**Stated problem:** Copy each line holding the string "送货单软件".

**Excerpted records:**
════════════════
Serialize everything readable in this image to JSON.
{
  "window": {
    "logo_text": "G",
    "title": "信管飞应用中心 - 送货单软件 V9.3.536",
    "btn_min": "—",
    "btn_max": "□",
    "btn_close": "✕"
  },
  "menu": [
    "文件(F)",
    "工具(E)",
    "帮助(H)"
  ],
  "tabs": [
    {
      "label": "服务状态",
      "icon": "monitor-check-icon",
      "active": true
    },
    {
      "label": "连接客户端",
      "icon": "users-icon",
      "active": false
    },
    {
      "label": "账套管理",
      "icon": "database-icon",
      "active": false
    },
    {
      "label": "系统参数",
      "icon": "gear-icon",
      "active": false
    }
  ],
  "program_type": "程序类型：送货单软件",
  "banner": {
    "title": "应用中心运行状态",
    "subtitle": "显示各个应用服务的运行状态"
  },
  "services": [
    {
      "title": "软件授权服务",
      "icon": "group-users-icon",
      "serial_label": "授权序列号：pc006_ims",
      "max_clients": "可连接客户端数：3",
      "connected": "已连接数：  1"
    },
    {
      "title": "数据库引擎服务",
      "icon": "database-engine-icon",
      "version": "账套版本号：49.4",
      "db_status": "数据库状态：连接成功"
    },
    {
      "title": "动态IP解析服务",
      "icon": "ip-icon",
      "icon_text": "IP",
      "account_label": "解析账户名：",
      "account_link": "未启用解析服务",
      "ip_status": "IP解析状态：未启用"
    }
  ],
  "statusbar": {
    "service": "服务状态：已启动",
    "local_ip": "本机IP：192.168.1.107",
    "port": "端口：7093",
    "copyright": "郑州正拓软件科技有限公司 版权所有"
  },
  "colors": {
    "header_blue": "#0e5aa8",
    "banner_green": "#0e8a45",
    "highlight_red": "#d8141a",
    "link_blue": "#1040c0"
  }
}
════════════════
**The result:**
    "title": "信管飞应用中心 - 送货单软件 V9.3.536",
  "program_type": "程序类型：送货单软件",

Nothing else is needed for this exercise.